> [DATA SUPPLIED]:
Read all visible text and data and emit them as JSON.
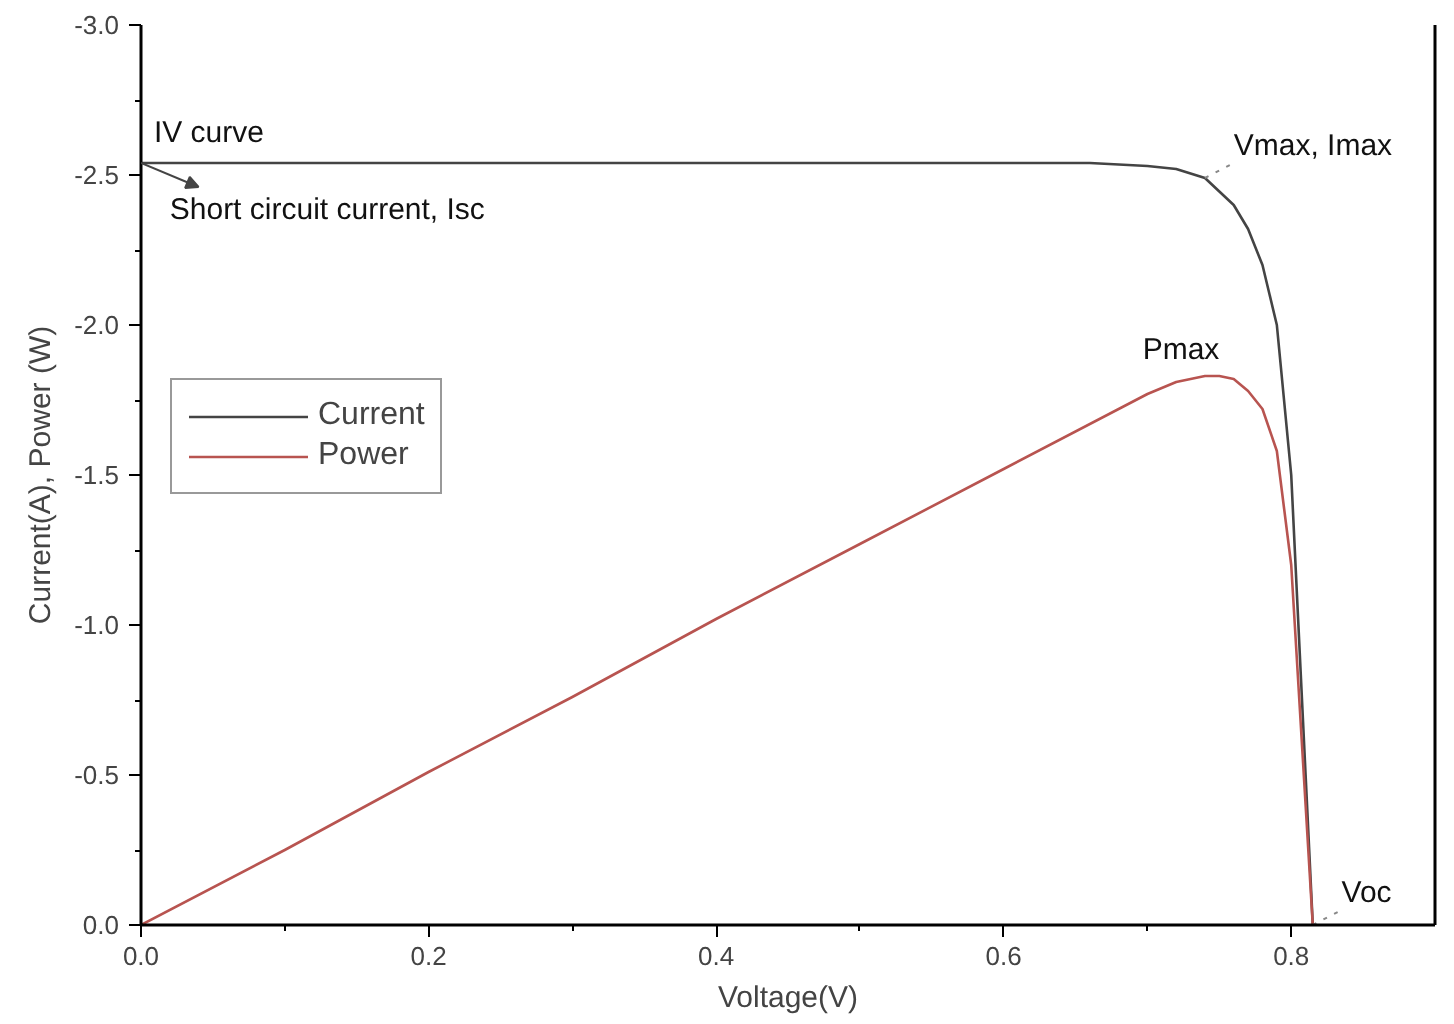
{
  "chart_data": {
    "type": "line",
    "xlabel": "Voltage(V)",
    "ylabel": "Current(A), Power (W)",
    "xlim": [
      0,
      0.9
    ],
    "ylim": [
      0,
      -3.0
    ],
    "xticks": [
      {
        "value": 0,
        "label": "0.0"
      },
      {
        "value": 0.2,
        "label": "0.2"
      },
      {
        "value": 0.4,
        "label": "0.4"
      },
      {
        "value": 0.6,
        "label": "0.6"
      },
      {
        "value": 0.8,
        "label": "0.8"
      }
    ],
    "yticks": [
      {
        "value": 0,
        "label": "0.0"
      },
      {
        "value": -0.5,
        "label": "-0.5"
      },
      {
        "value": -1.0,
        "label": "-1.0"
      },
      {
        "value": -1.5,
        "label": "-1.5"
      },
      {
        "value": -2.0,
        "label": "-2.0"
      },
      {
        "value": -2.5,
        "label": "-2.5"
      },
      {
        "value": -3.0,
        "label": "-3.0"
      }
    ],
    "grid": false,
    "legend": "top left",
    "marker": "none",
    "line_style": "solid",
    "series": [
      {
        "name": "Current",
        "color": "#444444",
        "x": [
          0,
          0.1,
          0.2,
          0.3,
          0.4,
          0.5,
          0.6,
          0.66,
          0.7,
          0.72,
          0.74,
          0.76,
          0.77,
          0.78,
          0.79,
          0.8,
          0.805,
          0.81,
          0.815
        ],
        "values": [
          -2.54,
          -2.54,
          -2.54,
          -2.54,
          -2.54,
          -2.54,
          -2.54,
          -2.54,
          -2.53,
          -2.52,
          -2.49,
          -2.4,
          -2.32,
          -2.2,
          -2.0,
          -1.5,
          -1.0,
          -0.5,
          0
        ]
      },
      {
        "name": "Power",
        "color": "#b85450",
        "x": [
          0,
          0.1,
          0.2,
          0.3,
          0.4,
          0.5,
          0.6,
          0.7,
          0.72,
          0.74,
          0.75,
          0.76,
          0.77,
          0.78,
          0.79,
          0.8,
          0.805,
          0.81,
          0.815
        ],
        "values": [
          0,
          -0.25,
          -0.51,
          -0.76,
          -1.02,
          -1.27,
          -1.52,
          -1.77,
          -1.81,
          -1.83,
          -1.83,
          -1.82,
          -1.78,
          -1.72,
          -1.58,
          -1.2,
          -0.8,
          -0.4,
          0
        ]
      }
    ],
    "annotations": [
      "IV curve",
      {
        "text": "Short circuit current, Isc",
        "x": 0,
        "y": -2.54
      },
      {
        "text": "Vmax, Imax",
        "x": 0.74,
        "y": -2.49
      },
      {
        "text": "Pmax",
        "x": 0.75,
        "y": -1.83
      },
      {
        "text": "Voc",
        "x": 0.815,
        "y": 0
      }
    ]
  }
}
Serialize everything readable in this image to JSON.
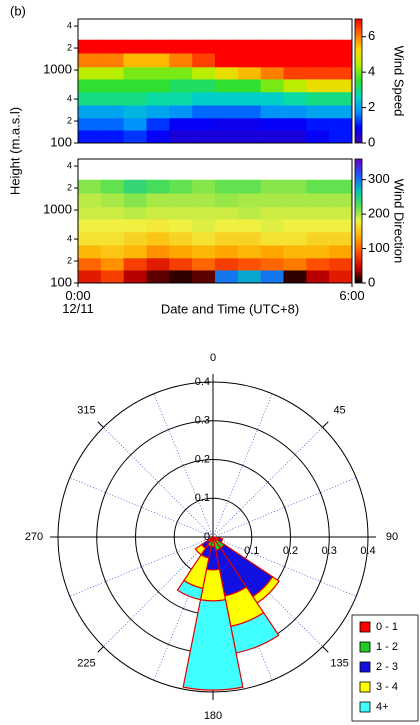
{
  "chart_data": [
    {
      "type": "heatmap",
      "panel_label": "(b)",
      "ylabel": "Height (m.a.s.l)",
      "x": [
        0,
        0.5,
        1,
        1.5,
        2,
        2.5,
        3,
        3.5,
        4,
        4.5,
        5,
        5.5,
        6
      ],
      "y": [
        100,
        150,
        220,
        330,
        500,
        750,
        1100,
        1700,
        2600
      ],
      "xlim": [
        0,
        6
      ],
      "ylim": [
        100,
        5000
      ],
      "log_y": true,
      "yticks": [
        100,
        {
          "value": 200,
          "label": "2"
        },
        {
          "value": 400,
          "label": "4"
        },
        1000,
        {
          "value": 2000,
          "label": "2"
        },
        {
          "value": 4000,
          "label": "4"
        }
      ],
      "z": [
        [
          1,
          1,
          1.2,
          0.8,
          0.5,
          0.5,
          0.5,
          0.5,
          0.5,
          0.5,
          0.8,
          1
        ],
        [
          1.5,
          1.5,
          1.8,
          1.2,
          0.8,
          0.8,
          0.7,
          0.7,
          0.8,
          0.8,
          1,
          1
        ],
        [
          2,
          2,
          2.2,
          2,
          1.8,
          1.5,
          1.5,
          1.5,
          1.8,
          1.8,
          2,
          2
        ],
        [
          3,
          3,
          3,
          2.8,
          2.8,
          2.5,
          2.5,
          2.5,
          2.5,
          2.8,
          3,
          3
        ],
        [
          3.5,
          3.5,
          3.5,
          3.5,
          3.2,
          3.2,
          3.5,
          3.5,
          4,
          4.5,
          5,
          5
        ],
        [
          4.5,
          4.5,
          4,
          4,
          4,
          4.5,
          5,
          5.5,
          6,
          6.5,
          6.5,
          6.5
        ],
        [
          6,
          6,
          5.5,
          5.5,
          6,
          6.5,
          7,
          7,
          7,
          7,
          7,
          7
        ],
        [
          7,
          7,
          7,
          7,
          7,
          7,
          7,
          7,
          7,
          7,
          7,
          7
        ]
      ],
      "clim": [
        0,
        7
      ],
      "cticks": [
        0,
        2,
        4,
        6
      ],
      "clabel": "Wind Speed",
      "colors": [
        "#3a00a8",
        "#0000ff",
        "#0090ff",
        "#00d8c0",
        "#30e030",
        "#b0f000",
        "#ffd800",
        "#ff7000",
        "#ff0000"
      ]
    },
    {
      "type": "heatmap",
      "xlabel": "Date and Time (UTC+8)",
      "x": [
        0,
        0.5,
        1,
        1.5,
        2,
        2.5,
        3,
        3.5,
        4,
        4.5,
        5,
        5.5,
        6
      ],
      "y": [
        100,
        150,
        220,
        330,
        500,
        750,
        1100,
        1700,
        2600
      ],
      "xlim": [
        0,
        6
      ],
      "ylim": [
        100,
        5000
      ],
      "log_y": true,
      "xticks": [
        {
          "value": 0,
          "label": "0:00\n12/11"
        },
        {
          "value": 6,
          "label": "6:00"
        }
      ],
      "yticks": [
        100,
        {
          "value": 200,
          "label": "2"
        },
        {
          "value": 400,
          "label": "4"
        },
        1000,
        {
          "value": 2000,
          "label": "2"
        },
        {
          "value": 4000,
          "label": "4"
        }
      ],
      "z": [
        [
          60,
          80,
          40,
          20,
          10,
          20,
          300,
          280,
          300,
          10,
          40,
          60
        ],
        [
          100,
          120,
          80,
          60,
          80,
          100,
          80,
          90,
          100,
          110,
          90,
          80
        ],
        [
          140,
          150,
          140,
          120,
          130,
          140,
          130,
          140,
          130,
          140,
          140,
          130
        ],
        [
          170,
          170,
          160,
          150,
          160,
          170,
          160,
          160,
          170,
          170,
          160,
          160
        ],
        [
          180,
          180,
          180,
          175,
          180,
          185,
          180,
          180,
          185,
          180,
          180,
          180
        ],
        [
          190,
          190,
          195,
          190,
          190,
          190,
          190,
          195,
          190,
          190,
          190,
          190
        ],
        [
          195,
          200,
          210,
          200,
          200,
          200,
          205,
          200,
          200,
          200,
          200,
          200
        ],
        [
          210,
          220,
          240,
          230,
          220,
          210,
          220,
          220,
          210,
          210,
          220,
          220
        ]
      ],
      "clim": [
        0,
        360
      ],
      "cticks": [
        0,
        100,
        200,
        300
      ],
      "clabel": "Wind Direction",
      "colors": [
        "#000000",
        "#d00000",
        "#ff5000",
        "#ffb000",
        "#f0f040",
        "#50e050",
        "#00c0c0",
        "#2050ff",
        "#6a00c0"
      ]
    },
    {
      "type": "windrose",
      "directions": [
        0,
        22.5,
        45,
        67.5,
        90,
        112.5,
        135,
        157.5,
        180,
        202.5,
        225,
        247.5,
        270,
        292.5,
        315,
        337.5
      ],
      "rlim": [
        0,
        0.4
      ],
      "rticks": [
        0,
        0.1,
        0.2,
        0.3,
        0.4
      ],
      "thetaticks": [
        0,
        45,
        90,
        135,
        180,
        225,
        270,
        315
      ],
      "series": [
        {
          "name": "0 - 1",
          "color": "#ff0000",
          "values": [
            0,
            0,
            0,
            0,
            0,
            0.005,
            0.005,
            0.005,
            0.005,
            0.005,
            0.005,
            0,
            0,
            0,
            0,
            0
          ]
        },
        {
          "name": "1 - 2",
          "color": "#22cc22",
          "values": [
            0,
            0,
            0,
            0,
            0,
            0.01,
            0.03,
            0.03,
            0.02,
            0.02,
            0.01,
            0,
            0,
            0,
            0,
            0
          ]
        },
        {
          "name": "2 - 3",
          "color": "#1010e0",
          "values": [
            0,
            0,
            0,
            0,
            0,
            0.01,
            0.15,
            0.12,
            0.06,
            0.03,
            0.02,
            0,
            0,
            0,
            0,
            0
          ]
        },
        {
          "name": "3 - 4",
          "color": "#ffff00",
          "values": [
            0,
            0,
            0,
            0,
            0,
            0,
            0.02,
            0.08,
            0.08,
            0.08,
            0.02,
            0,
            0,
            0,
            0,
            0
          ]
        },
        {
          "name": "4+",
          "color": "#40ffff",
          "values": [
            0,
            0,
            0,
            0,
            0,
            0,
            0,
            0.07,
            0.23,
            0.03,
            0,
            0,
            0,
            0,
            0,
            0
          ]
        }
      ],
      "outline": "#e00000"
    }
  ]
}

> [SET EXERCISE]: Determine how many lines contain the word "ylabel" and reply with that number alone.

> [TASK RESULT]: 2